> To do
Swap "intraday" for "daytime" in the material from the line containing "- series-layer: [23, 18, 647, 403]" through the line containing "Output each element", and return only those lines with everything else unchanged.

=======

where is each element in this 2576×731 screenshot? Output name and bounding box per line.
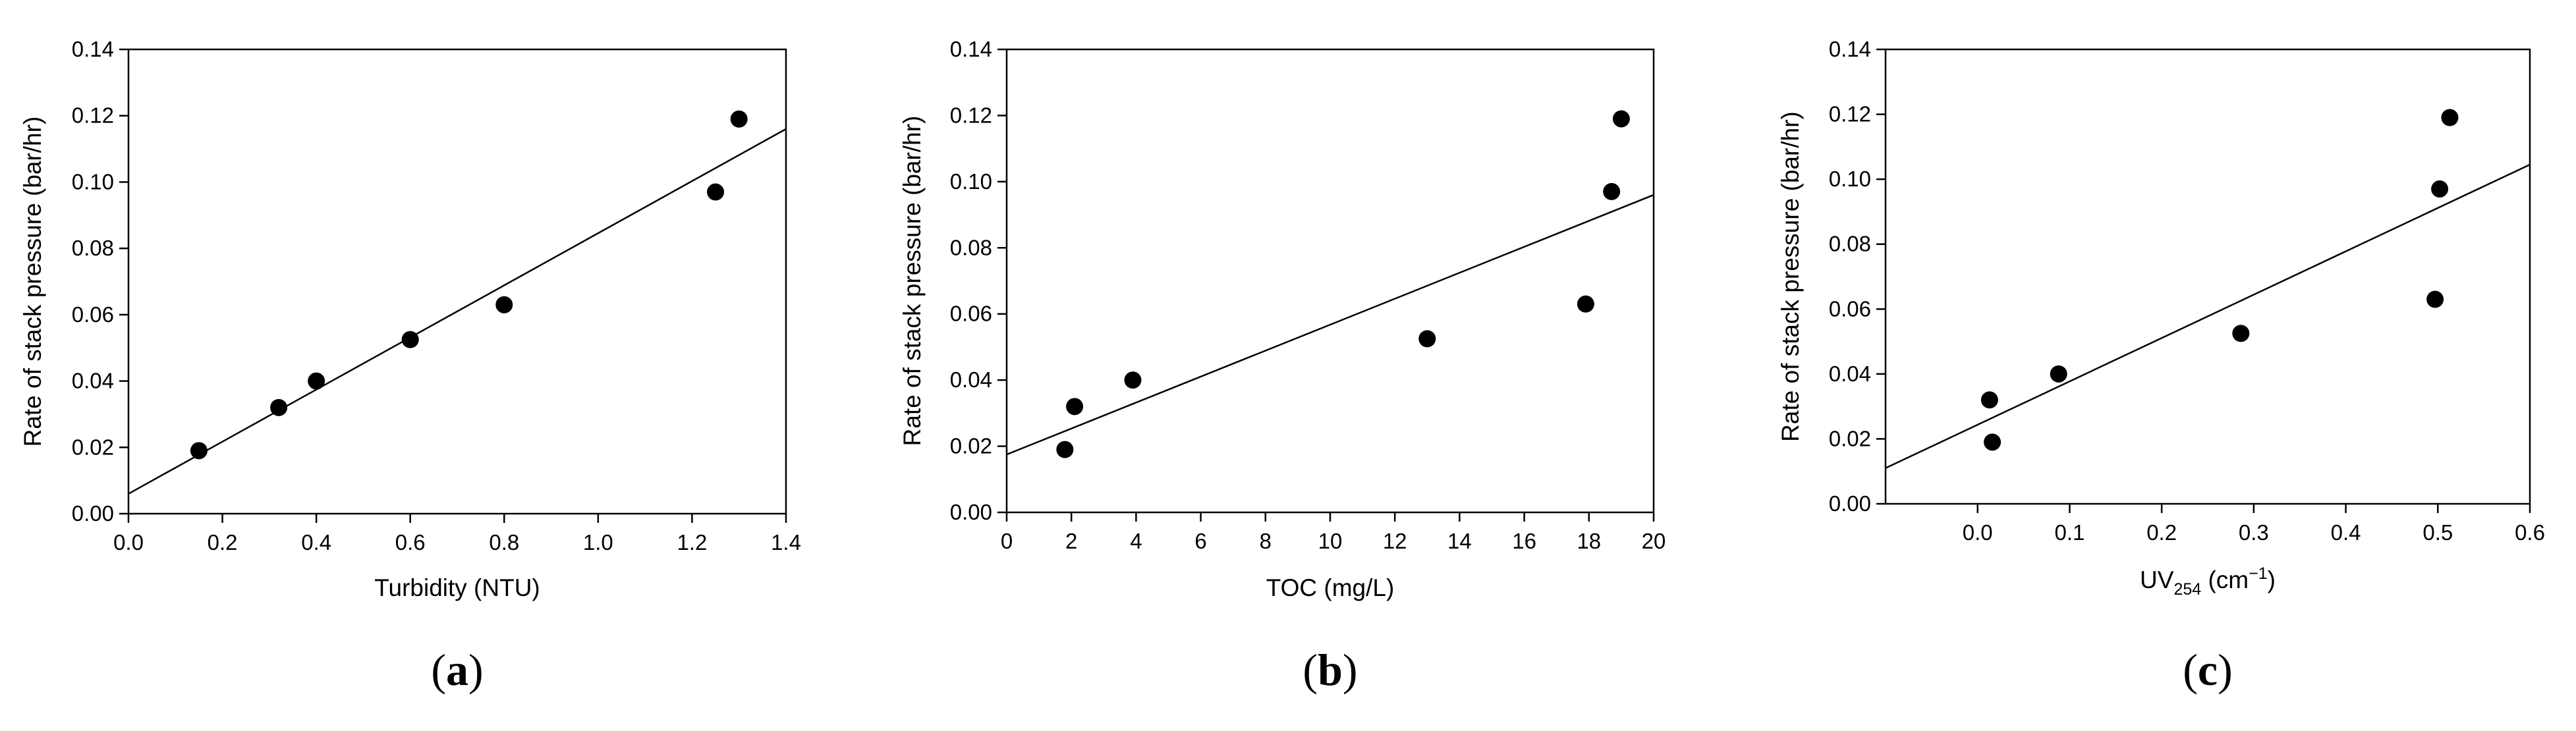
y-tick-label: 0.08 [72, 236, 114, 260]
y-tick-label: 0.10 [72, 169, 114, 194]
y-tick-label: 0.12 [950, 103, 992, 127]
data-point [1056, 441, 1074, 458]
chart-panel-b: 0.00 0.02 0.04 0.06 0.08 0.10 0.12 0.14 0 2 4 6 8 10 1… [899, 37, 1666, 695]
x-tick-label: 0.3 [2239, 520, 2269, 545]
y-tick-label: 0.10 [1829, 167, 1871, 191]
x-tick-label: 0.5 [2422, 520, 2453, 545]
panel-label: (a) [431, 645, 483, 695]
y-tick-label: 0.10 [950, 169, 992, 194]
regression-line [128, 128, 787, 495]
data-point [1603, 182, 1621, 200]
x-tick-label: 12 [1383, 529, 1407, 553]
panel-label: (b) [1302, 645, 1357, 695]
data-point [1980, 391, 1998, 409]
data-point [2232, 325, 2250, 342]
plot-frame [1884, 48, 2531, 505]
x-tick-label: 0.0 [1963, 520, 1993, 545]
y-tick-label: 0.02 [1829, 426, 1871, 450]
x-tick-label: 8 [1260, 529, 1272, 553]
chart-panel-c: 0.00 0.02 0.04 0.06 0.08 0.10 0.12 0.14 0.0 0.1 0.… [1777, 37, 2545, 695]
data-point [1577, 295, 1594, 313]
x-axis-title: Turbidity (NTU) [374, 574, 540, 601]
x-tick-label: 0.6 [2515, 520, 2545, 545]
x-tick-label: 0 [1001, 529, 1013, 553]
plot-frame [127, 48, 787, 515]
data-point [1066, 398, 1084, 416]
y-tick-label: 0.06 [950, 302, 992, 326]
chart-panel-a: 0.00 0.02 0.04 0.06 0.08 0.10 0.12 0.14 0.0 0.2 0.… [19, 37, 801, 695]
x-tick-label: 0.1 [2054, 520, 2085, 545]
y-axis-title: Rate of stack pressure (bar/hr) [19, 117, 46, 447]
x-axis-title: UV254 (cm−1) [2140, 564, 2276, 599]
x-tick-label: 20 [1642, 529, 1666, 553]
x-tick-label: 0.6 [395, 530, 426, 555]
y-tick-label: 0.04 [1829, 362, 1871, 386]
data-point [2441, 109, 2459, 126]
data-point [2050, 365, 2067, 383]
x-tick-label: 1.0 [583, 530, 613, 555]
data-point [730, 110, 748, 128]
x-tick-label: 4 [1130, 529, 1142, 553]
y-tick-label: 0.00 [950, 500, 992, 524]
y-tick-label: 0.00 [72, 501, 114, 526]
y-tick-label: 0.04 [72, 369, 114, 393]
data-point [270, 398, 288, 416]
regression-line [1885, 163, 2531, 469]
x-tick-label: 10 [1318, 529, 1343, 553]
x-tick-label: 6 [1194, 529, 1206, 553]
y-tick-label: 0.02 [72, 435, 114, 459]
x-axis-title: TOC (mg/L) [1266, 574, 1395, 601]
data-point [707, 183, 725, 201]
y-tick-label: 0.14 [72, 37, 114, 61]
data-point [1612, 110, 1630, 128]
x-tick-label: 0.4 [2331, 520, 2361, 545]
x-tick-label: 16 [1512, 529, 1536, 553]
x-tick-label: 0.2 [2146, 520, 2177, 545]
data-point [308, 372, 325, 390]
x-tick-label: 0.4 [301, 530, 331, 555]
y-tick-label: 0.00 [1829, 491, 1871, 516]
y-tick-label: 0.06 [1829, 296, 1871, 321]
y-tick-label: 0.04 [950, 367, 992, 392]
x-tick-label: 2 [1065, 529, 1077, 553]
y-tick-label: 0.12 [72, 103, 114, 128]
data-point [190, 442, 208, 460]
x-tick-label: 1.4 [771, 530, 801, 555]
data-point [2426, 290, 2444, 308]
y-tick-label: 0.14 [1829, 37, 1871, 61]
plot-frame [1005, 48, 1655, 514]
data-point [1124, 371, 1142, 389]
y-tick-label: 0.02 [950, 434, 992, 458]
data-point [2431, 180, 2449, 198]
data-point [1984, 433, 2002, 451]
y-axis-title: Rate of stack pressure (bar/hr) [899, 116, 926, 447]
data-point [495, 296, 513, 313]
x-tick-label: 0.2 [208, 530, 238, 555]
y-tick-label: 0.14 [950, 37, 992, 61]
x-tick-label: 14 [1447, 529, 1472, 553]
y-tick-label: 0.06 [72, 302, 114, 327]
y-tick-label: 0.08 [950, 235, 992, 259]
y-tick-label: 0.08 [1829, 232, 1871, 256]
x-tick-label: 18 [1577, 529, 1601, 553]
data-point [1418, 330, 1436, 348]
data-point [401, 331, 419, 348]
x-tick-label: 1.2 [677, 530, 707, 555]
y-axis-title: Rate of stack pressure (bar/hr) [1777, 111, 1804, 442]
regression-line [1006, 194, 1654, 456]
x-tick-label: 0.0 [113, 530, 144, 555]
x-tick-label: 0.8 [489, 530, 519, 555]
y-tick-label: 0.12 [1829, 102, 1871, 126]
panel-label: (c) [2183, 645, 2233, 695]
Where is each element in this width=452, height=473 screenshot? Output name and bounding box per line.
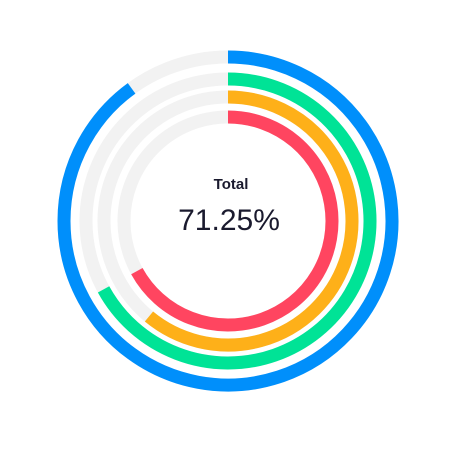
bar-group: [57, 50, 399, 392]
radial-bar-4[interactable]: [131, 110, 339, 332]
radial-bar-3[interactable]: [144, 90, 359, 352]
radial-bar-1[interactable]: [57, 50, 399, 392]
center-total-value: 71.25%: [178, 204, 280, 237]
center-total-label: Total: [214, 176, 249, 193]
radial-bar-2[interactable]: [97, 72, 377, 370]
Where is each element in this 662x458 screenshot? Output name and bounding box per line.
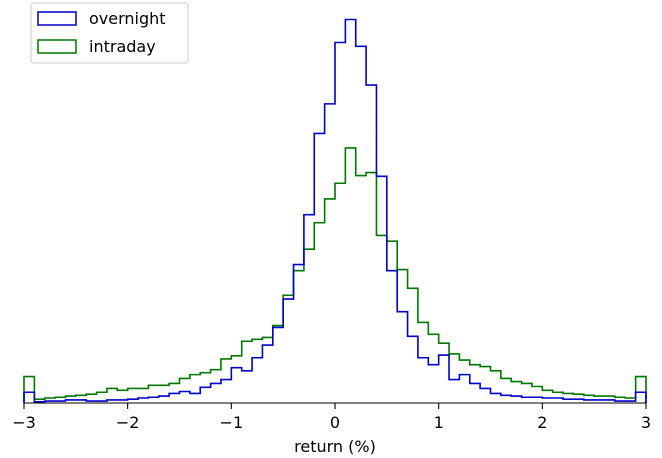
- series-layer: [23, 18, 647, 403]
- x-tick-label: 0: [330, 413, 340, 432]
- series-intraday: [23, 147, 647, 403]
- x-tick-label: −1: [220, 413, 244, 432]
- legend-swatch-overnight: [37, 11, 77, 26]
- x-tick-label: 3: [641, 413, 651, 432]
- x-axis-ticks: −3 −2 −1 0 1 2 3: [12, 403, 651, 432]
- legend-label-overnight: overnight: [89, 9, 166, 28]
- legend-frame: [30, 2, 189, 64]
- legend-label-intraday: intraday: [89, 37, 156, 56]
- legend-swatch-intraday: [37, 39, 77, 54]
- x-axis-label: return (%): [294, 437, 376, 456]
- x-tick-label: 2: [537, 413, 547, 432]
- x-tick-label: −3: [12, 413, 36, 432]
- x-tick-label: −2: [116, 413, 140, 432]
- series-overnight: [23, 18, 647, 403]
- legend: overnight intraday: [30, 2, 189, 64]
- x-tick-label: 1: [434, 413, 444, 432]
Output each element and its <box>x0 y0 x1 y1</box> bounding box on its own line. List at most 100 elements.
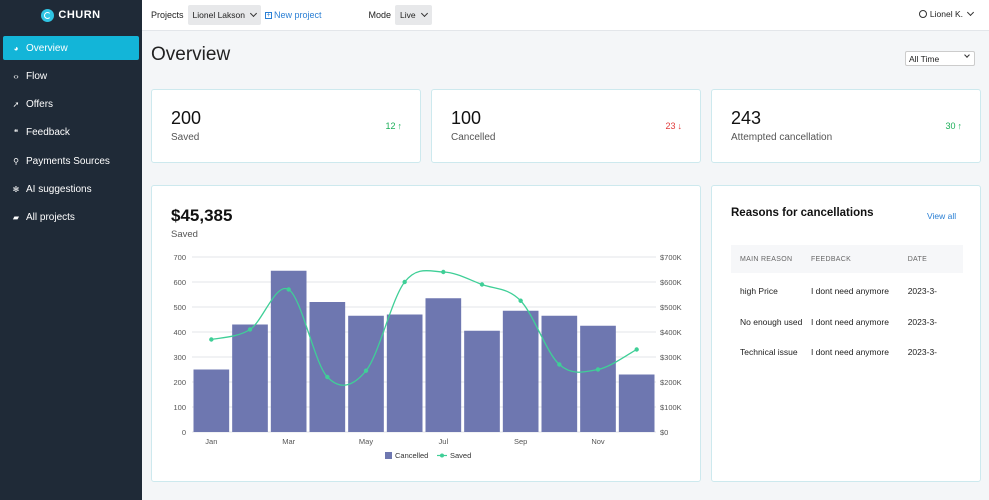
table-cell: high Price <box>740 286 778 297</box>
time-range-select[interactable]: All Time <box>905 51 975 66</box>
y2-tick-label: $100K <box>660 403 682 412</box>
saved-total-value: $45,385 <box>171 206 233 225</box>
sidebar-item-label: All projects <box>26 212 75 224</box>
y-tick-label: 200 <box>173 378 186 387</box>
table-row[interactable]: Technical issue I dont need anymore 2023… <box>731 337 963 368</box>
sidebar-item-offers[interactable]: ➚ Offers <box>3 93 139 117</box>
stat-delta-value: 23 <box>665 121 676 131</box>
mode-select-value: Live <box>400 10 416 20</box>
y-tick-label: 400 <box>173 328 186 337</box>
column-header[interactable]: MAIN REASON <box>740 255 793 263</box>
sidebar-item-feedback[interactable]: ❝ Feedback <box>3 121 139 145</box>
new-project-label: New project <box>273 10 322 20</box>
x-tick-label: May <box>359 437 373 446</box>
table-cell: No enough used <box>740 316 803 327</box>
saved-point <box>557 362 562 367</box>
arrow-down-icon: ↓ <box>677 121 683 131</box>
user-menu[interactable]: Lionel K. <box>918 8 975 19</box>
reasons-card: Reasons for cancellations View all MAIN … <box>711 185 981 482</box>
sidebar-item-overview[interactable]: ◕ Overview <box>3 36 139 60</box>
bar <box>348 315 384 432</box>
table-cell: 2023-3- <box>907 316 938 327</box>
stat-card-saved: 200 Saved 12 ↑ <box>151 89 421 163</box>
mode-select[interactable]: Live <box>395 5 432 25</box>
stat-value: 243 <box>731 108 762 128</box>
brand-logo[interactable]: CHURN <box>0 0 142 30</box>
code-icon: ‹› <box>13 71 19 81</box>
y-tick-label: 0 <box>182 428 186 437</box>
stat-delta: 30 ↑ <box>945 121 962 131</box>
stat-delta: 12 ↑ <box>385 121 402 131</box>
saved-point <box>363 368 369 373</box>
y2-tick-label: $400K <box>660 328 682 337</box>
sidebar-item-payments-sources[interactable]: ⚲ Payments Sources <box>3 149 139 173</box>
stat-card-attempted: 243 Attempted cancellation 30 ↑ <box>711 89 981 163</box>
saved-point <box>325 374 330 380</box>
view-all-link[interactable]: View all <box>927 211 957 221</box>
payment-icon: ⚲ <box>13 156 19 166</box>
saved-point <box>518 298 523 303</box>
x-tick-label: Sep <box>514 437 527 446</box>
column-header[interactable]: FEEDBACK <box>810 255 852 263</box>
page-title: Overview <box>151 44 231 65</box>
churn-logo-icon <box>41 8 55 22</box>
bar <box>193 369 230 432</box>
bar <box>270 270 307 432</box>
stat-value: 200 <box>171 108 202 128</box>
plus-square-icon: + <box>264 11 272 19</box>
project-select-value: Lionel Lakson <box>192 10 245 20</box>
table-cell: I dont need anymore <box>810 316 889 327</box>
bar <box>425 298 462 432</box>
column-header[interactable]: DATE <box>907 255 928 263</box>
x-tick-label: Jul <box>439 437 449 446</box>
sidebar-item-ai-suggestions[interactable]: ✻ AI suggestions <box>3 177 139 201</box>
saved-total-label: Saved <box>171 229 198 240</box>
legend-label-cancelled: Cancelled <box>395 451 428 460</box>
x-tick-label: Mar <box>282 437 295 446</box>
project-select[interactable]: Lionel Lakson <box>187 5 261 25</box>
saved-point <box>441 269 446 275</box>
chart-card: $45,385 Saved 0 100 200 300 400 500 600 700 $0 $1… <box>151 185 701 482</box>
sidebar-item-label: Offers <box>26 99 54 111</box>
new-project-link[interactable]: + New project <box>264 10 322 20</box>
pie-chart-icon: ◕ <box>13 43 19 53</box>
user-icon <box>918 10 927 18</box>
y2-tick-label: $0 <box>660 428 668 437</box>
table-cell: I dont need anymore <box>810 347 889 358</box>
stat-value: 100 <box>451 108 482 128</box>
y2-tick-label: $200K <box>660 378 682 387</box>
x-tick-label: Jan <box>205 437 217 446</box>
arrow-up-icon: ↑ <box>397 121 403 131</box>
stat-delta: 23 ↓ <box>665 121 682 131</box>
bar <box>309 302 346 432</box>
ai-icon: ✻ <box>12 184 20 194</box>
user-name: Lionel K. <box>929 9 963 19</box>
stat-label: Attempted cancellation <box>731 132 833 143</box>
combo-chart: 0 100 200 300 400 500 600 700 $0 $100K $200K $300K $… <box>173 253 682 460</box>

=======

> The reply
- series-layer: [23, 18, 647, 403]
- x-tick-label: 0: [330, 413, 340, 432]
- series-daytime: [23, 147, 647, 403]
- x-tick-label: −1: [220, 413, 244, 432]
- legend-swatch-overnight: [37, 11, 77, 26]
- x-tick-label: 3: [641, 413, 651, 432]
- x-axis-ticks: −3 −2 −1 0 1 2 3: [12, 403, 651, 432]
- legend-label-overnight: overnight: [89, 9, 166, 28]
- legend-frame: [30, 2, 189, 64]
- legend-label-daytime: daytime: [89, 37, 156, 56]
- legend-swatch-daytime: [37, 39, 77, 54]
- x-axis-label: return (%): [294, 437, 376, 456]
- x-tick-label: 2: [537, 413, 547, 432]
- x-tick-label: −3: [12, 413, 36, 432]
- x-tick-label: −2: [116, 413, 140, 432]
- series-overnight: [23, 18, 647, 403]
- legend: overnight daytime: [30, 2, 189, 64]
- x-tick-label: 1: [434, 413, 444, 432]
Output each element and its <box>x0 y0 x1 y1</box> bounding box on its own line. List at most 100 elements.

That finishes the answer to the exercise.